**Exercise:** Give a verbatim quotation of every record.

**********

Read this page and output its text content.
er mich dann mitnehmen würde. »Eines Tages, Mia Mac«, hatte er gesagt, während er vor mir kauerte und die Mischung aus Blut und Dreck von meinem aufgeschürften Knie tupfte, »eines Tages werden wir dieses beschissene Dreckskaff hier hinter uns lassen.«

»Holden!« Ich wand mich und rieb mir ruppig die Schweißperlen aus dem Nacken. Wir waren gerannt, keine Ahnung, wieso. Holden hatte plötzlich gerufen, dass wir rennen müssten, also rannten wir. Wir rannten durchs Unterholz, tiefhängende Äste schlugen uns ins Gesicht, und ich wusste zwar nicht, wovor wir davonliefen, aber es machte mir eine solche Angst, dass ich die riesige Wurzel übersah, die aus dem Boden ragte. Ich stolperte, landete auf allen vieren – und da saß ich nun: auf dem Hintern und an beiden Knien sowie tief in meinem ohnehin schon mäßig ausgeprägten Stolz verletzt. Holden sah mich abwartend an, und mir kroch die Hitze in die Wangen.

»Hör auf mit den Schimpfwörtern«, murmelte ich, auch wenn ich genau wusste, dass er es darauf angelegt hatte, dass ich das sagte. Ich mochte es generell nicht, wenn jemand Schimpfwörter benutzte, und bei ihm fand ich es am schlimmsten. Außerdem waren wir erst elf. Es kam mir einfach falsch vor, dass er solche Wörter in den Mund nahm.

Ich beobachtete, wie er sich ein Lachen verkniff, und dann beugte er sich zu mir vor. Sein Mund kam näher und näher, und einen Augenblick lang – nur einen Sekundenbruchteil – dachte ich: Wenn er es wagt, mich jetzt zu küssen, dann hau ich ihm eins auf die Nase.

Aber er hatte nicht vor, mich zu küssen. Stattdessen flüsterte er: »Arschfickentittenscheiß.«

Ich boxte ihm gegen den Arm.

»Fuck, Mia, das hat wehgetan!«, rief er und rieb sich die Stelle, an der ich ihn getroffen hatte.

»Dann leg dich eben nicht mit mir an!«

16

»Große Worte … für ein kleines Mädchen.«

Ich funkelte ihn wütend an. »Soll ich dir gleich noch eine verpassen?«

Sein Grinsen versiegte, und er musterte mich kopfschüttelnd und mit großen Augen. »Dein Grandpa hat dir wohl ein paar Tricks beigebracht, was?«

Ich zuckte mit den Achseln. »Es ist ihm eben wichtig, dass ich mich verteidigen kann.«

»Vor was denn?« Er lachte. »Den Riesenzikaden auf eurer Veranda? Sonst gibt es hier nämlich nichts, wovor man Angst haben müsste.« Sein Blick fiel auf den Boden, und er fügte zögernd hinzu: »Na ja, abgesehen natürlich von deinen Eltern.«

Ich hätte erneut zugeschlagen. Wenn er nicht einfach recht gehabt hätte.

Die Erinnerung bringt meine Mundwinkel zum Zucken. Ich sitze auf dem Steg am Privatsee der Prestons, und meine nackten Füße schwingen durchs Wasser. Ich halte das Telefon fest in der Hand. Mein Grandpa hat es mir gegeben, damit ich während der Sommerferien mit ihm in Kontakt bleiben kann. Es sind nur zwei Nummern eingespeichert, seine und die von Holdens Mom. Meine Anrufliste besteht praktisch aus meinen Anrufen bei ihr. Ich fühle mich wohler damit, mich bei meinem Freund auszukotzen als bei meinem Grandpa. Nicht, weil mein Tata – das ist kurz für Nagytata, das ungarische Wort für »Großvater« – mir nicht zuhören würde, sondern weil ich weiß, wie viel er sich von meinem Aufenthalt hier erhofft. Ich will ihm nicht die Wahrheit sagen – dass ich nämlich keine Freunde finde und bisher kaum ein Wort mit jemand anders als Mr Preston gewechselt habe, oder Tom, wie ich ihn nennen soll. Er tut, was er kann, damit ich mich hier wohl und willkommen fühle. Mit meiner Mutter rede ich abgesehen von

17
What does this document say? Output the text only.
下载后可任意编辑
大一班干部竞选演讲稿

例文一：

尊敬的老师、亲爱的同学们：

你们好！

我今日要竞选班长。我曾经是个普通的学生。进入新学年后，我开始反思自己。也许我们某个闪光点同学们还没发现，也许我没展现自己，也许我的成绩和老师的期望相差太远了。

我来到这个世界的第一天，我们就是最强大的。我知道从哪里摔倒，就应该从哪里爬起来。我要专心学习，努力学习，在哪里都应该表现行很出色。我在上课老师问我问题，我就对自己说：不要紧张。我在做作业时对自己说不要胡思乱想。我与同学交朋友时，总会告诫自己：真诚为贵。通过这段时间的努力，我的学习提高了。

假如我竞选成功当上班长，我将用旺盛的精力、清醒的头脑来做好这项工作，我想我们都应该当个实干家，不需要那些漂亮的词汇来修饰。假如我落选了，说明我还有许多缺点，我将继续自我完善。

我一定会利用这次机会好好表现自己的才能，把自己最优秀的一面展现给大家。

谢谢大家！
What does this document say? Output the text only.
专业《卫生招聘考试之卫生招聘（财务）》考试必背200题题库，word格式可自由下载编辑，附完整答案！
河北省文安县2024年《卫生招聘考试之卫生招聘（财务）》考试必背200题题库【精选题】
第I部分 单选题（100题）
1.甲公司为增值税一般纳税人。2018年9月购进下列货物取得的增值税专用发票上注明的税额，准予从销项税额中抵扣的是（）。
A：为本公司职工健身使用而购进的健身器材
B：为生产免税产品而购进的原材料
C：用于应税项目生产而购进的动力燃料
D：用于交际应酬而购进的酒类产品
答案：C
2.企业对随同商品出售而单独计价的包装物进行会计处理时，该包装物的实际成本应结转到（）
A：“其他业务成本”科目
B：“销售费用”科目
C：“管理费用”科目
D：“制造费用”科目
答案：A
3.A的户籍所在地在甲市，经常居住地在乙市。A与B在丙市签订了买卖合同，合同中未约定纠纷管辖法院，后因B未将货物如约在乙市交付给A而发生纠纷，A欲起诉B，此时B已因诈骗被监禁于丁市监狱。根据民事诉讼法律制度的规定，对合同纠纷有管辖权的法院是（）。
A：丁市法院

**********

**Solved exercise:**
Read this page and output its text content.
er mich dann mitnehmen würde. »Eines Tages, Mia Mac«, hatte er gesagt, während er vor mir kauerte und die Mischung aus Blut und Dreck von meinem aufgeschürften Knie tupfte, »eines Tages werden wir dieses beschissene Dreckskaff hier hinter uns lassen.«

»Holden!« Ich wand mich und rieb mir ruppig die Schweißperlen aus dem Nacken. Wir waren gerannt, keine Ahnung, wieso. Holden hatte plötzlich gerufen, dass wir rennen müssten, also rannten wir. Wir rannten durchs Unterholz, tiefhängende Äste schlugen uns ins Gesicht, und ich wusste zwar nicht, wovor wir davonliefen, aber es machte mir eine solche Angst, dass ich die riesige Wurzel übersah, die aus dem Boden ragte. Ich stolperte, landete auf allen vieren – und da saß ich nun: auf dem Hintern und an beiden Knien sowie tief in meinem ohnehin schon mäßig ausgeprägten Stolz verletzt. Holden sah mich abwartend an, und mir kroch die Hitze in die Wangen.

»Hör auf mit den Schimpfwörtern«, murmelte ich, auch wenn ich genau wusste, dass er es darauf angelegt hatte, dass ich das sagte. Ich mochte es generell nicht, wenn jemand Schimpfwörter benutzte, und bei ihm fand ich es am schlimmsten. Außerdem waren wir erst elf. Es kam mir einfach falsch vor, dass er solche Wörter in den Mund nahm.

Ich beobachtete, wie er sich ein Lachen verkniff, und dann beugte er sich zu mir vor. Sein Mund kam näher und näher, und einen Augenblick lang – nur einen Sekundenbruchteil – dachte ich: Wenn er es wagt, mich jetzt zu küssen, dann hau ich ihm eins auf die Nase.

Aber er hatte nicht vor, mich zu küssen. Stattdessen flüsterte er: »Arschfickentittenscheiß.«

Ich boxte ihm gegen den Arm.

»Fuck, Mia, das hat wehgetan!«, rief er und rieb sich die Stelle, an der ich ihn getroffen hatte.

»Dann leg dich eben nicht mit mir an!«

16

»Große Worte … für ein kleines Mädchen.«

Ich funkelte ihn wütend an. »Soll ich dir gleich noch eine verpassen?«

Sein Grinsen versiegte, und er musterte mich kopfschüttelnd und mit großen Augen. »Dein Grandpa hat dir wohl ein paar Tricks beigebracht, was?«

Ich zuckte mit den Achseln. »Es ist ihm eben wichtig, dass ich mich verteidigen kann.«

»Vor was denn?« Er lachte. »Den Riesenzikaden auf eurer Veranda? Sonst gibt es hier nämlich nichts, wovor man Angst haben müsste.« Sein Blick fiel auf den Boden, und er fügte zögernd hinzu: »Na ja, abgesehen natürlich von deinen Eltern.«

Ich hätte erneut zugeschlagen. Wenn er nicht einfach recht gehabt hätte.

Die Erinnerung bringt meine Mundwinkel zum Zucken. Ich sitze auf dem Steg am Privatsee der Prestons, und meine nackten Füße schwingen durchs Wasser. Ich halte das Telefon fest in der Hand. Mein Grandpa hat es mir gegeben, damit ich während der Sommerferien mit ihm in Kontakt bleiben kann. Es sind nur zwei Nummern eingespeichert, seine und die von Holdens Mom. Meine Anrufliste besteht praktisch aus meinen Anrufen bei ihr. Ich fühle mich wohler damit, mich bei meinem Freund auszukotzen als bei meinem Grandpa. Nicht, weil mein Tata – das ist kurz für Nagytata, das ungarische Wort für »Großvater« – mir nicht zuhören würde, sondern weil ich weiß, wie viel er sich von meinem Aufenthalt hier erhofft. Ich will ihm nicht die Wahrheit sagen – dass ich nämlich keine Freunde finde und bisher kaum ein Wort mit jemand anders als Mr Preston gewechselt habe, oder Tom, wie ich ihn nennen soll. Er tut, was er kann, damit ich mich hier wohl und willkommen fühle. Mit meiner Mutter rede ich abgesehen von

17
What does this document say? Output the text only.
下载后可任意编辑
大一班干部竞选演讲稿

例文一：

尊敬的老师、亲爱的同学们：

你们好！

我今日要竞选班长。我曾经是个普通的学生。进入新学年后，我开始反思自己。也许我们某个闪光点同学们还没发现，也许我没展现自己，也许我的成绩和老师的期望相差太远了。

我来到这个世界的第一天，我们就是最强大的。我知道从哪里摔倒，就应该从哪里爬起来。我要专心学习，努力学习，在哪里都应该表现行很出色。我在上课老师问我问题，我就对自己说：不要紧张。我在做作业时对自己说不要胡思乱想。我与同学交朋友时，总会告诫自己：真诚为贵。通过这段时间的努力，我的学习提高了。

假如我竞选成功当上班长，我将用旺盛的精力、清醒的头脑来做好这项工作，我想我们都应该当个实干家，不需要那些漂亮的词汇来修饰。假如我落选了，说明我还有许多缺点，我将继续自我完善。

我一定会利用这次机会好好表现自己的才能，把自己最优秀的一面展现给大家。

谢谢大家！
What does this document say? Output the text only.
专业《卫生招聘考试之卫生招聘（财务）》考试必背200题题库，word格式可自由下载编辑，附完整答案！
河北省文安县2024年《卫生招聘考试之卫生招聘（财务）》考试必背200题题库【精选题】
第I部分 单选题（100题）
1.甲公司为增值税一般纳税人。2018年9月购进下列货物取得的增值税专用发票上注明的税额，准予从销项税额中抵扣的是（）。
A：为本公司职工健身使用而购进的健身器材
B：为生产免税产品而购进的原材料
C：用于应税项目生产而购进的动力燃料
D：用于交际应酬而购进的酒类产品
答案：C
2.企业对随同商品出售而单独计价的包装物进行会计处理时，该包装物的实际成本应结转到（）
A：“其他业务成本”科目
B：“销售费用”科目
C：“管理费用”科目
D：“制造费用”科目
答案：A
3.A的户籍所在地在甲市，经常居住地在乙市。A与B在丙市签订了买卖合同，合同中未约定纠纷管辖法院，后因B未将货物如约在乙市交付给A而发生纠纷，A欲起诉B，此时B已因诈骗被监禁于丁市监狱。根据民事诉讼法律制度的规定，对合同纠纷有管辖权的法院是（）。
A：丁市法院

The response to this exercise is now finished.